SHORT EXERCISE: Each line containing the word "JSON" should be found and copied.

(Rows from a figure dataset)
=-=-=

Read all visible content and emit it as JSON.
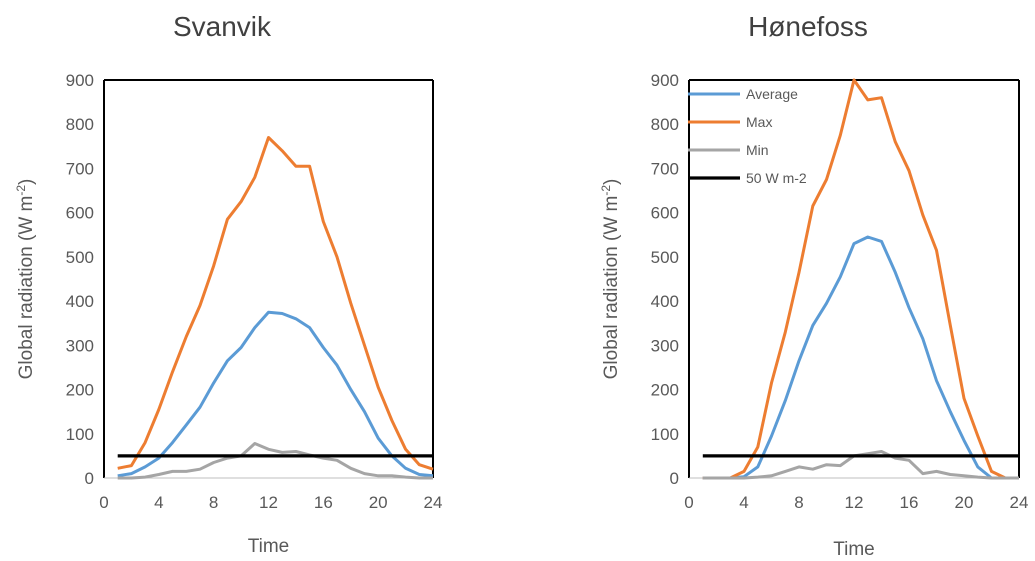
{
  "chart_data": [
    {
      "type": "line",
      "title": "Svanvik",
      "xlabel": "Time",
      "ylabel": "Global radiation (W m",
      "ylabel_sup": "-2",
      "ylabel_close": ")",
      "xlim": [
        0,
        24
      ],
      "ylim": [
        0,
        900
      ],
      "xticks": [
        "0",
        "4",
        "8",
        "12",
        "16",
        "20",
        "24"
      ],
      "yticks": [
        "0",
        "100",
        "200",
        "300",
        "400",
        "500",
        "600",
        "700",
        "800",
        "900"
      ],
      "grid": false,
      "legend": null,
      "x": [
        1,
        2,
        3,
        4,
        5,
        6,
        7,
        8,
        9,
        10,
        11,
        12,
        13,
        14,
        15,
        16,
        17,
        18,
        19,
        20,
        21,
        22,
        23,
        24
      ],
      "series": [
        {
          "name": "Average",
          "color": "#5B9BD5",
          "values": [
            5,
            10,
            25,
            45,
            80,
            120,
            160,
            215,
            265,
            295,
            340,
            375,
            372,
            360,
            340,
            295,
            255,
            200,
            150,
            90,
            50,
            22,
            8,
            5
          ]
        },
        {
          "name": "Max",
          "color": "#ED7D31",
          "values": [
            22,
            28,
            80,
            155,
            240,
            320,
            390,
            480,
            585,
            625,
            680,
            770,
            740,
            705,
            705,
            580,
            500,
            395,
            300,
            205,
            130,
            65,
            30,
            20
          ]
        },
        {
          "name": "Min",
          "color": "#A5A5A5",
          "values": [
            0,
            0,
            2,
            8,
            15,
            15,
            20,
            35,
            45,
            50,
            78,
            65,
            58,
            60,
            52,
            45,
            40,
            22,
            10,
            5,
            5,
            2,
            0,
            0
          ]
        },
        {
          "name": "50 W m-2",
          "color": "#000000",
          "values": [
            50,
            50,
            50,
            50,
            50,
            50,
            50,
            50,
            50,
            50,
            50,
            50,
            50,
            50,
            50,
            50,
            50,
            50,
            50,
            50,
            50,
            50,
            50,
            50
          ]
        }
      ]
    },
    {
      "type": "line",
      "title": "Hønefoss",
      "xlabel": "Time",
      "ylabel": "Global radiation (W m",
      "ylabel_sup": "-2",
      "ylabel_close": ")",
      "xlim": [
        0,
        24
      ],
      "ylim": [
        0,
        900
      ],
      "xticks": [
        "0",
        "4",
        "8",
        "12",
        "16",
        "20",
        "24"
      ],
      "yticks": [
        "0",
        "100",
        "200",
        "300",
        "400",
        "500",
        "600",
        "700",
        "800",
        "900"
      ],
      "grid": false,
      "legend": "top-left",
      "x": [
        1,
        2,
        3,
        4,
        5,
        6,
        7,
        8,
        9,
        10,
        11,
        12,
        13,
        14,
        15,
        16,
        17,
        18,
        19,
        20,
        21,
        22,
        23,
        24
      ],
      "series": [
        {
          "name": "Average",
          "color": "#5B9BD5",
          "values": [
            0,
            0,
            0,
            3,
            25,
            95,
            175,
            265,
            345,
            395,
            455,
            530,
            545,
            535,
            465,
            385,
            315,
            220,
            150,
            85,
            25,
            0,
            0,
            0
          ]
        },
        {
          "name": "Max",
          "color": "#ED7D31",
          "values": [
            0,
            0,
            0,
            15,
            70,
            215,
            330,
            465,
            615,
            675,
            775,
            900,
            855,
            860,
            760,
            695,
            595,
            515,
            345,
            180,
            95,
            15,
            0,
            0
          ]
        },
        {
          "name": "Min",
          "color": "#A5A5A5",
          "values": [
            0,
            0,
            0,
            0,
            2,
            5,
            15,
            25,
            20,
            30,
            28,
            50,
            55,
            60,
            45,
            40,
            10,
            15,
            8,
            5,
            2,
            0,
            0,
            0
          ]
        },
        {
          "name": "50 W m-2",
          "color": "#000000",
          "values": [
            50,
            50,
            50,
            50,
            50,
            50,
            50,
            50,
            50,
            50,
            50,
            50,
            50,
            50,
            50,
            50,
            50,
            50,
            50,
            50,
            50,
            50,
            50,
            50
          ]
        }
      ]
    }
  ]
}
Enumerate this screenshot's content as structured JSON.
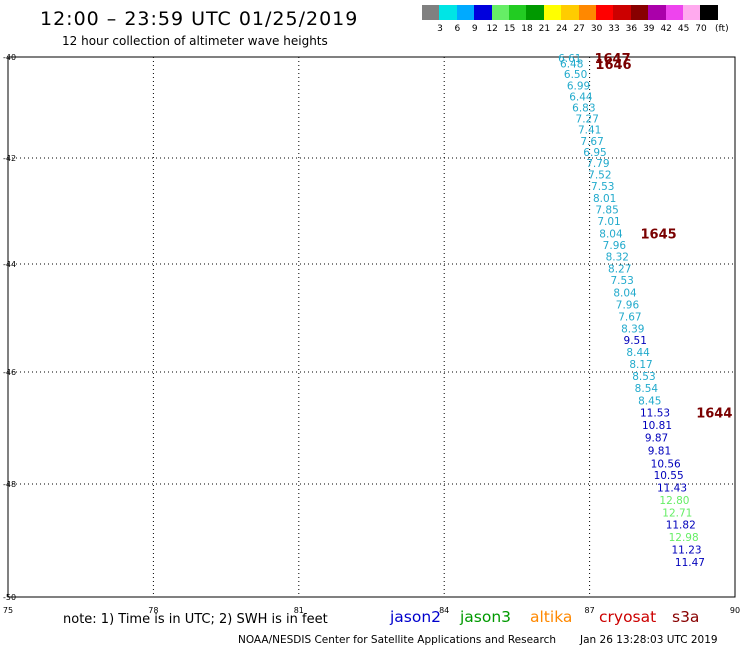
{
  "header": {
    "title": "12:00 – 23:59 UTC 01/25/2019",
    "subtitle": "12 hour collection of altimeter wave heights"
  },
  "legend": {
    "unit": "(ft)",
    "bins": [
      {
        "label": "3",
        "color": "#808080"
      },
      {
        "label": "6",
        "color": "#00e5e5"
      },
      {
        "label": "9",
        "color": "#00aaff"
      },
      {
        "label": "12",
        "color": "#0000dd"
      },
      {
        "label": "15",
        "color": "#66ee66"
      },
      {
        "label": "18",
        "color": "#22cc22"
      },
      {
        "label": "21",
        "color": "#009900"
      },
      {
        "label": "24",
        "color": "#ffff00"
      },
      {
        "label": "27",
        "color": "#ffcc00"
      },
      {
        "label": "30",
        "color": "#ff8800"
      },
      {
        "label": "33",
        "color": "#ff0000"
      },
      {
        "label": "36",
        "color": "#cc0000"
      },
      {
        "label": "39",
        "color": "#880000"
      },
      {
        "label": "42",
        "color": "#aa00aa"
      },
      {
        "label": "45",
        "color": "#ee44ee"
      },
      {
        "label": "70",
        "color": "#ffaaee"
      },
      {
        "label": "",
        "color": "#000000"
      }
    ]
  },
  "map": {
    "lon_ticks": [
      "75",
      "78",
      "81",
      "84",
      "87",
      "90"
    ],
    "lat_ticks": [
      "-40",
      "-42",
      "-44",
      "-46",
      "-48",
      "-50"
    ],
    "observations": [
      {
        "value": "6.61",
        "lon": 86.35,
        "lat": -40.02,
        "color": "#22aacc"
      },
      {
        "value": "6.48",
        "lon": 86.39,
        "lat": -40.13,
        "color": "#22aacc"
      },
      {
        "value": "6.50",
        "lon": 86.47,
        "lat": -40.34,
        "color": "#22aacc"
      },
      {
        "value": "6.99",
        "lon": 86.53,
        "lat": -40.56,
        "color": "#22aacc"
      },
      {
        "value": "6.44",
        "lon": 86.58,
        "lat": -40.78,
        "color": "#22aacc"
      },
      {
        "value": "6.83",
        "lon": 86.64,
        "lat": -41.0,
        "color": "#22aacc"
      },
      {
        "value": "7.27",
        "lon": 86.71,
        "lat": -41.22,
        "color": "#22aacc"
      },
      {
        "value": "7.41",
        "lon": 86.76,
        "lat": -41.44,
        "color": "#22aacc"
      },
      {
        "value": "7.67",
        "lon": 86.81,
        "lat": -41.66,
        "color": "#22aacc"
      },
      {
        "value": "6.95",
        "lon": 86.87,
        "lat": -41.88,
        "color": "#22aacc"
      },
      {
        "value": "7.79",
        "lon": 86.93,
        "lat": -42.09,
        "color": "#22aacc"
      },
      {
        "value": "7.52",
        "lon": 86.97,
        "lat": -42.31,
        "color": "#22aacc"
      },
      {
        "value": "7.53",
        "lon": 87.03,
        "lat": -42.53,
        "color": "#22aacc"
      },
      {
        "value": "8.01",
        "lon": 87.07,
        "lat": -42.75,
        "color": "#22aacc"
      },
      {
        "value": "7.85",
        "lon": 87.12,
        "lat": -42.97,
        "color": "#22aacc"
      },
      {
        "value": "7.01",
        "lon": 87.16,
        "lat": -43.19,
        "color": "#22aacc"
      },
      {
        "value": "8.04",
        "lon": 87.2,
        "lat": -43.42,
        "color": "#22aacc"
      },
      {
        "value": "7.96",
        "lon": 87.27,
        "lat": -43.64,
        "color": "#22aacc"
      },
      {
        "value": "8.32",
        "lon": 87.33,
        "lat": -43.86,
        "color": "#22aacc"
      },
      {
        "value": "8.27",
        "lon": 87.38,
        "lat": -44.08,
        "color": "#22aacc"
      },
      {
        "value": "7.53",
        "lon": 87.43,
        "lat": -44.3,
        "color": "#22aacc"
      },
      {
        "value": "8.04",
        "lon": 87.49,
        "lat": -44.53,
        "color": "#22aacc"
      },
      {
        "value": "7.96",
        "lon": 87.54,
        "lat": -44.75,
        "color": "#22aacc"
      },
      {
        "value": "7.67",
        "lon": 87.59,
        "lat": -44.97,
        "color": "#22aacc"
      },
      {
        "value": "8.39",
        "lon": 87.65,
        "lat": -45.19,
        "color": "#22aacc"
      },
      {
        "value": "9.51",
        "lon": 87.7,
        "lat": -45.41,
        "color": "#0000bb"
      },
      {
        "value": "8.44",
        "lon": 87.76,
        "lat": -45.63,
        "color": "#22aacc"
      },
      {
        "value": "8.17",
        "lon": 87.82,
        "lat": -45.85,
        "color": "#22aacc"
      },
      {
        "value": "8.53",
        "lon": 87.88,
        "lat": -46.07,
        "color": "#22aacc"
      },
      {
        "value": "8.54",
        "lon": 87.93,
        "lat": -46.29,
        "color": "#22aacc"
      },
      {
        "value": "8.45",
        "lon": 88.0,
        "lat": -46.51,
        "color": "#22aacc"
      },
      {
        "value": "11.53",
        "lon": 88.04,
        "lat": -46.72,
        "color": "#0000bb"
      },
      {
        "value": "10.81",
        "lon": 88.08,
        "lat": -46.95,
        "color": "#0000bb"
      },
      {
        "value": "9.87",
        "lon": 88.14,
        "lat": -47.17,
        "color": "#0000bb"
      },
      {
        "value": "9.81",
        "lon": 88.2,
        "lat": -47.4,
        "color": "#0000bb"
      },
      {
        "value": "10.56",
        "lon": 88.26,
        "lat": -47.63,
        "color": "#0000bb"
      },
      {
        "value": "10.55",
        "lon": 88.32,
        "lat": -47.84,
        "color": "#0000bb"
      },
      {
        "value": "11.43",
        "lon": 88.39,
        "lat": -48.06,
        "color": "#0000bb"
      },
      {
        "value": "12.80",
        "lon": 88.44,
        "lat": -48.28,
        "color": "#66ee66"
      },
      {
        "value": "12.71",
        "lon": 88.5,
        "lat": -48.5,
        "color": "#66ee66"
      },
      {
        "value": "11.82",
        "lon": 88.57,
        "lat": -48.72,
        "color": "#0000bb"
      },
      {
        "value": "12.98",
        "lon": 88.63,
        "lat": -48.94,
        "color": "#66ee66"
      },
      {
        "value": "11.23",
        "lon": 88.69,
        "lat": -49.16,
        "color": "#0000bb"
      },
      {
        "value": "11.47",
        "lon": 88.76,
        "lat": -49.38,
        "color": "#0000bb"
      }
    ],
    "time_labels": [
      {
        "value": "1647",
        "lon": 87.1,
        "lat": -40.02
      },
      {
        "value": "1646",
        "lon": 87.12,
        "lat": -40.14
      },
      {
        "value": "1645",
        "lon": 88.05,
        "lat": -43.42
      },
      {
        "value": "1644",
        "lon": 89.2,
        "lat": -46.72
      }
    ],
    "time_label_color": "#7a0000"
  },
  "footer": {
    "note": "note: 1) Time is in UTC; 2) SWH is in feet",
    "satellites": [
      {
        "name": "jason2",
        "color": "#0000cc"
      },
      {
        "name": "jason3",
        "color": "#009900"
      },
      {
        "name": "altika",
        "color": "#ff8800"
      },
      {
        "name": "cryosat",
        "color": "#cc0000"
      },
      {
        "name": "s3a",
        "color": "#880000"
      }
    ],
    "credit": "NOAA/NESDIS Center for Satellite Applications and Research",
    "generated": "Jan 26 13:28:03 UTC 2019"
  }
}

=-=-=

SOLUTION FOR THIS PROBLEM:
Read all visible content and emit it as JSON.
Enumerate this screenshot's content as structured JSON.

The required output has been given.